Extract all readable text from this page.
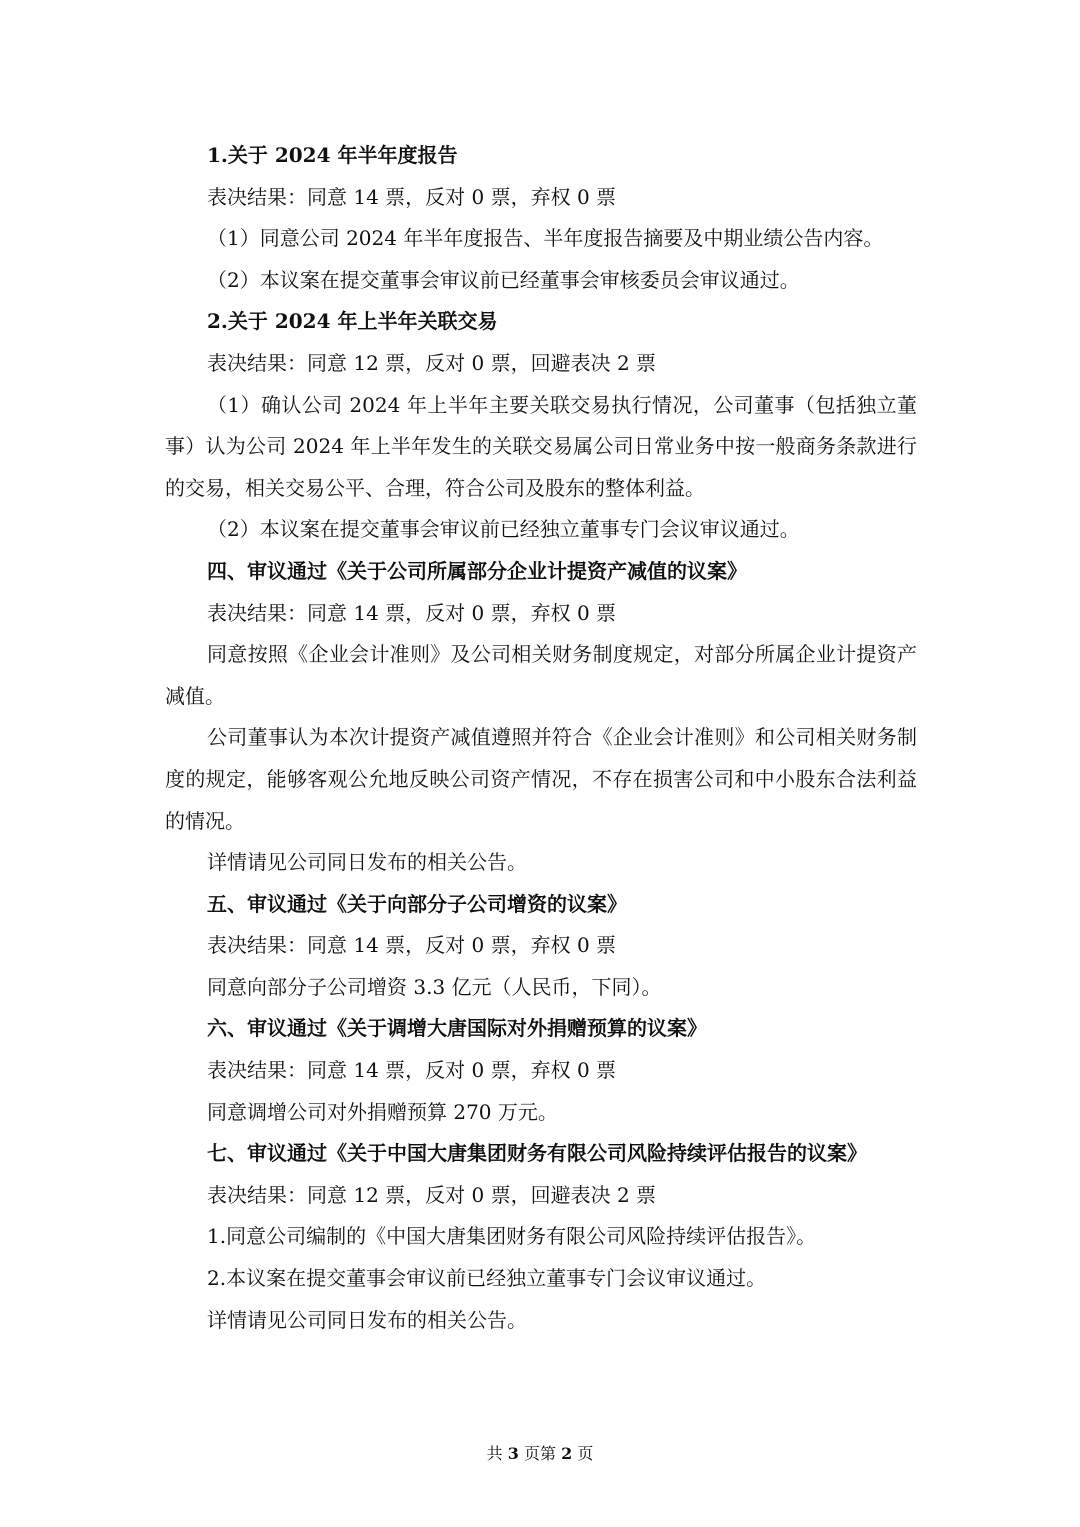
1.关于 2024 年半年度报告
表决结果：同意 14 票，反对 0 票，弃权 0 票
（1）同意公司 2024 年半年度报告、半年度报告摘要及中期业绩公告内容。
（2）本议案在提交董事会审议前已经董事会审核委员会审议通过。
2.关于 2024 年上半年关联交易
表决结果：同意 12 票，反对 0 票，回避表决 2 票
（1）确认公司 2024 年上半年主要关联交易执行情况，公司董事（包括独立董事）认为公司 2024 年上半年发生的关联交易属公司日常业务中按一般商务条款进行的交易，相关交易公平、合理，符合公司及股东的整体利益。
（2）本议案在提交董事会审议前已经独立董事专门会议审议通过。
四、审议通过《关于公司所属部分企业计提资产减值的议案》
表决结果：同意 14 票，反对 0 票，弃权 0 票
同意按照《企业会计准则》及公司相关财务制度规定，对部分所属企业计提资产减值。
公司董事认为本次计提资产减值遵照并符合《企业会计准则》和公司相关财务制度的规定，能够客观公允地反映公司资产情况，不存在损害公司和中小股东合法利益的情况。
详情请见公司同日发布的相关公告。
五、审议通过《关于向部分子公司增资的议案》
表决结果：同意 14 票，反对 0 票，弃权 0 票
同意向部分子公司增资 3.3 亿元（人民币，下同）。
六、审议通过《关于调增大唐国际对外捐赠预算的议案》
表决结果：同意 14 票，反对 0 票，弃权 0 票
同意调增公司对外捐赠预算 270 万元。
七、审议通过《关于中国大唐集团财务有限公司风险持续评估报告的议案》
表决结果：同意 12 票，反对 0 票，回避表决 2 票
1.同意公司编制的《中国大唐集团财务有限公司风险持续评估报告》。
2.本议案在提交董事会审议前已经独立董事专门会议审议通过。
详情请见公司同日发布的相关公告。
共 3 页第 2 页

DIRECTIVE: Keep the pictures out of the copy and write out the data exactly as it stands.

WRITTEN REPLY:
Extract all readable text from this page.
1.关于 2024 年半年度报告
表决结果：同意 14 票，反对 0 票，弃权 0 票
（1）同意公司 2024 年半年度报告、半年度报告摘要及中期业绩公告内容。
（2）本议案在提交董事会审议前已经董事会审核委员会审议通过。
2.关于 2024 年上半年关联交易
表决结果：同意 12 票，反对 0 票，回避表决 2 票
（1）确认公司 2024 年上半年主要关联交易执行情况，公司董事（包括独立董事）认为公司 2024 年上半年发生的关联交易属公司日常业务中按一般商务条款进行的交易，相关交易公平、合理，符合公司及股东的整体利益。
（2）本议案在提交董事会审议前已经独立董事专门会议审议通过。
四、审议通过《关于公司所属部分企业计提资产减值的议案》
表决结果：同意 14 票，反对 0 票，弃权 0 票
同意按照《企业会计准则》及公司相关财务制度规定，对部分所属企业计提资产减值。
公司董事认为本次计提资产减值遵照并符合《企业会计准则》和公司相关财务制度的规定，能够客观公允地反映公司资产情况，不存在损害公司和中小股东合法利益的情况。
详情请见公司同日发布的相关公告。
五、审议通过《关于向部分子公司增资的议案》
表决结果：同意 14 票，反对 0 票，弃权 0 票
同意向部分子公司增资 3.3 亿元（人民币，下同）。
六、审议通过《关于调增大唐国际对外捐赠预算的议案》
表决结果：同意 14 票，反对 0 票，弃权 0 票
同意调增公司对外捐赠预算 270 万元。
七、审议通过《关于中国大唐集团财务有限公司风险持续评估报告的议案》
表决结果：同意 12 票，反对 0 票，回避表决 2 票
1.同意公司编制的《中国大唐集团财务有限公司风险持续评估报告》。
2.本议案在提交董事会审议前已经独立董事专门会议审议通过。
详情请见公司同日发布的相关公告。
共 3 页第 2 页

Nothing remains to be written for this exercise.